→ AVAILABLE DATA
◆ ◆ ◆ ◆ ◆ ◆ ◆

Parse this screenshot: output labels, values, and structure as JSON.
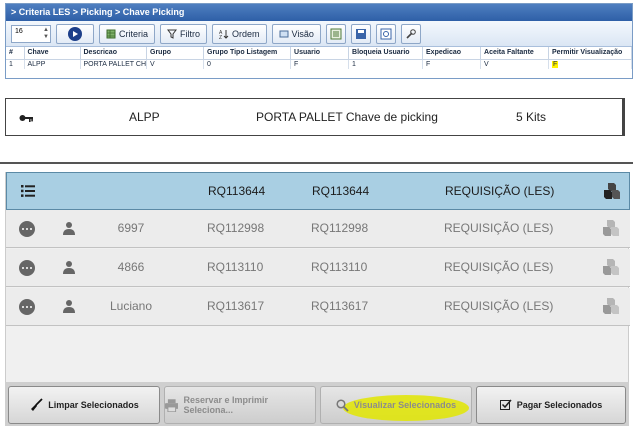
{
  "breadcrumb": "> Criteria LES > Picking > Chave Picking",
  "toolbar": {
    "spinner_value": "16",
    "criteria_label": "Criteria",
    "filtro_label": "Filtro",
    "ordem_label": "Ordem",
    "visao_label": "Visão"
  },
  "grid": {
    "headers": [
      "#",
      "Chave",
      "Descricao",
      "Grupo",
      "Grupo Tipo Listagem",
      "Usuario",
      "Bloqueia Usuario",
      "Expedicao",
      "Aceita Faltante",
      "Permitir Visualização"
    ],
    "row": [
      "1",
      "ALPP",
      "PORTA PALLET CH",
      "V",
      "0",
      "F",
      "1",
      "F",
      "V",
      "F"
    ]
  },
  "info": {
    "chave": "ALPP",
    "descricao": "PORTA PALLET Chave de picking",
    "kits": "5 Kits"
  },
  "list": {
    "header": {
      "req1": "RQ113644",
      "req2": "RQ113644",
      "type": "REQUISIÇÃO (LES)"
    },
    "rows": [
      {
        "user": "6997",
        "req1": "RQ112998",
        "req2": "RQ112998",
        "type": "REQUISIÇÃO (LES)"
      },
      {
        "user": "4866",
        "req1": "RQ113110",
        "req2": "RQ113110",
        "type": "REQUISIÇÃO (LES)"
      },
      {
        "user": "Luciano",
        "req1": "RQ113617",
        "req2": "RQ113617",
        "type": "REQUISIÇÃO (LES)"
      }
    ]
  },
  "actions": {
    "limpar": "Limpar Selecionados",
    "reservar": "Reservar e Imprimir Seleciona...",
    "visualizar": "Visualizar Selecionados",
    "pagar": "Pagar Selecionados"
  },
  "colors": {
    "header_row": "#a9cfe3",
    "highlight": "#e2e600",
    "breadcrumb": "#2e5fa7"
  },
  "icons": [
    "key-icon",
    "list-icon",
    "more-icon",
    "person-icon",
    "boxes-icon",
    "broom-icon",
    "printer-icon",
    "search-icon",
    "checkbox-icon"
  ]
}
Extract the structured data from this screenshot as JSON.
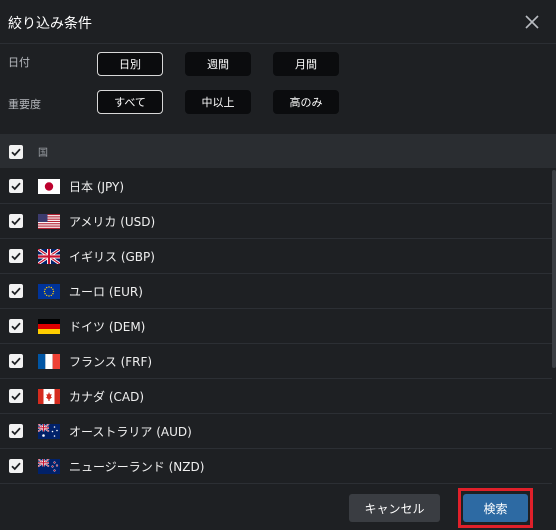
{
  "dialog": {
    "title": "絞り込み条件"
  },
  "filters": {
    "date": {
      "label": "日付",
      "options": [
        "日別",
        "週間",
        "月間"
      ],
      "selected": "日別"
    },
    "importance": {
      "label": "重要度",
      "options": [
        "すべて",
        "中以上",
        "高のみ"
      ],
      "selected": "すべて"
    }
  },
  "country_list": {
    "header_label": "国",
    "all_checked": true,
    "items": [
      {
        "label": "日本 (JPY)",
        "checked": true,
        "flag": "japan-flag"
      },
      {
        "label": "アメリカ (USD)",
        "checked": true,
        "flag": "usa-flag"
      },
      {
        "label": "イギリス (GBP)",
        "checked": true,
        "flag": "uk-flag"
      },
      {
        "label": "ユーロ (EUR)",
        "checked": true,
        "flag": "eu-flag"
      },
      {
        "label": "ドイツ (DEM)",
        "checked": true,
        "flag": "germany-flag"
      },
      {
        "label": "フランス (FRF)",
        "checked": true,
        "flag": "france-flag"
      },
      {
        "label": "カナダ (CAD)",
        "checked": true,
        "flag": "canada-flag"
      },
      {
        "label": "オーストラリア (AUD)",
        "checked": true,
        "flag": "australia-flag"
      },
      {
        "label": "ニュージーランド (NZD)",
        "checked": true,
        "flag": "new-zealand-flag"
      }
    ]
  },
  "footer": {
    "cancel_label": "キャンセル",
    "search_label": "検索"
  },
  "colors": {
    "background": "#1e2023",
    "chip": "#0b0c0e",
    "primary_button": "#2d6aa3",
    "highlight_border": "#e0202a"
  }
}
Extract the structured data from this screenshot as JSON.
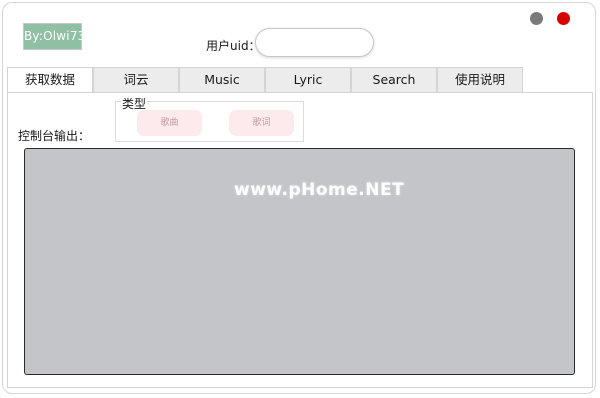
{
  "app": {
    "logo_text": "By:Olwi73"
  },
  "header": {
    "uid_label": "用户uid：",
    "uid_value": "",
    "uid_placeholder": ""
  },
  "tabs": [
    {
      "label": "获取数据",
      "active": true
    },
    {
      "label": "词云",
      "active": false
    },
    {
      "label": "Music",
      "active": false
    },
    {
      "label": "Lyric",
      "active": false
    },
    {
      "label": "Search",
      "active": false
    },
    {
      "label": "使用说明",
      "active": false
    }
  ],
  "type_group": {
    "legend": "类型",
    "buttons": [
      "歌曲",
      "歌词"
    ]
  },
  "console": {
    "label": "控制台输出：",
    "content": ""
  },
  "watermark": "www.pHome.NET",
  "colors": {
    "logo_bg": "#8fc0a4",
    "minimize": "#7a7a7a",
    "close": "#d60000",
    "type_button_bg": "#fdeaec",
    "console_bg": "#c4c5c9"
  }
}
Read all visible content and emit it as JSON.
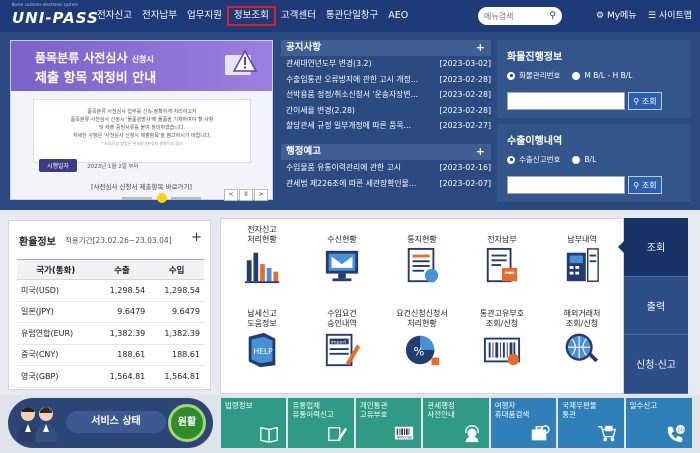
{
  "header": {
    "logo_sub": "Korea customs electronic system",
    "logo": "UNI-PASS",
    "nav": [
      "전자신고",
      "전자납부",
      "업무지원",
      "정보조회",
      "고객센터",
      "통관단일창구",
      "AEO"
    ],
    "active_nav": "정보조회",
    "search_placeholder": "메뉴검색",
    "my_menu": "My메뉴",
    "sitemap": "사이트맵"
  },
  "banner": {
    "title_line1": "품목분류 사전심사",
    "title_line1_small": "신청시",
    "title_line2": "제출 항목 재정비 안내",
    "body": [
      "품목분류 사전심사 업무를 신속·정확하게 처리하고자",
      "품목분류 사전심사 신청시 '물품설명서'에 물품을 기재하여야 할 사항",
      "및 제출 증빙서류를 붙여 정비하였습니다.",
      "자세한 사항은 '사전심사 신청시 제출항목'을 참고하시기 바랍니다."
    ],
    "body_note": "* 자료작성 방법은 관세평가분류원 홈페이지 참조",
    "date_label": "시행일자",
    "date_value": "2023년 1월 2일 부터",
    "caption": "[사전심사 신청서 제출항목 바로가기]",
    "ctrl_prev": "<",
    "ctrl_pause": "II",
    "ctrl_next": ">"
  },
  "notice": {
    "title": "공지사항",
    "plus": "+",
    "rows": [
      {
        "title": "관세대연년도부 변경(3.2)",
        "date": "[2023-03-02]"
      },
      {
        "title": "수출입통관 오류방지에 관한 고시 개정...",
        "date": "[2023-02-28]"
      },
      {
        "title": "선박용품 정정/취소신청서 '운송자장변...",
        "date": "[2023-02-28]"
      },
      {
        "title": "간이세율 변경(2.28)",
        "date": "[2023-02-28]"
      },
      {
        "title": "할당관세 규정 일부개정에 따른 품목...",
        "date": "[2023-02-27]"
      }
    ]
  },
  "admin_notice": {
    "title": "행정예고",
    "plus": "+",
    "rows": [
      {
        "title": "수입물품 유통이력관리에 관한 고시",
        "date": "[2023-02-16]"
      },
      {
        "title": "관세법 제226조에 따른 세관장확인물...",
        "date": "[2023-02-07]"
      }
    ]
  },
  "cargo": {
    "title": "화물진행정보",
    "options": [
      "화물관리번호",
      "M B/L - H B/L"
    ],
    "selected": "화물관리번호",
    "button": "조회"
  },
  "export": {
    "title": "수출이행내역",
    "options": [
      "수출신고번호",
      "B/L"
    ],
    "selected": "수출신고번호",
    "button": "조회"
  },
  "rates": {
    "title": "환율정보",
    "period": "적용기간[23.02.26~23.03.04]",
    "plus": "+",
    "headers": [
      "국가(통화)",
      "수출",
      "수입"
    ],
    "rows": [
      [
        "미국(USD)",
        "1,298.54",
        "1,298.54"
      ],
      [
        "일본(JPY)",
        "9.6479",
        "9.6479"
      ],
      [
        "유럽연합(EUR)",
        "1,382.39",
        "1,382.39"
      ],
      [
        "중국(CNY)",
        "188.61",
        "188.61"
      ],
      [
        "영국(GBP)",
        "1,564.81",
        "1,564.81"
      ]
    ]
  },
  "services": [
    {
      "label": "전자신고\n처리현황",
      "icon": "bar-chart-icon"
    },
    {
      "label": "수신현황",
      "icon": "mail-monitor-icon"
    },
    {
      "label": "통지현황",
      "icon": "document-notice-icon"
    },
    {
      "label": "전자납부",
      "icon": "document-pay-icon"
    },
    {
      "label": "납부내역",
      "icon": "receipt-icon"
    },
    {
      "label": "납세신고\n도움정보",
      "icon": "help-book-icon"
    },
    {
      "label": "수입요건\n승인내역",
      "icon": "import-document-icon"
    },
    {
      "label": "요건신청신청서\n처리현황",
      "icon": "percent-pie-icon"
    },
    {
      "label": "통관고유부호\n조회/신청",
      "icon": "barcode-id-icon"
    },
    {
      "label": "해외거래처\n조회/신청",
      "icon": "globe-search-icon"
    }
  ],
  "vtabs": [
    "조회",
    "출력",
    "신청·신고"
  ],
  "active_vtab": "조회",
  "status": {
    "label": "서비스 상태",
    "badge": "원활"
  },
  "quick": [
    {
      "label": "법령정보",
      "color": "#2f9a86",
      "icon": "book-icon"
    },
    {
      "label": "유통업체\n유통이력신고",
      "color": "#2f9a86",
      "icon": "pen-icon"
    },
    {
      "label": "개인통관\n고유부호",
      "color": "#2f9a86",
      "icon": "barcode-icon"
    },
    {
      "label": "관세행정\n사전안내",
      "color": "#2f9a86",
      "icon": "headset-icon"
    },
    {
      "label": "여행자\n휴대품검색",
      "color": "#2f7fb8",
      "icon": "suitcase-icon"
    },
    {
      "label": "국제우편물\n통관",
      "color": "#2f7fb8",
      "icon": "cart-icon"
    },
    {
      "label": "밀수신고",
      "color": "#2f7fb8",
      "icon": "phone-24h-icon"
    }
  ]
}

◆ ◆ ◆ ◆ ◆ ◆ ◆

Going over the lines above, work out how many include "n처리현황", then give only that number.

2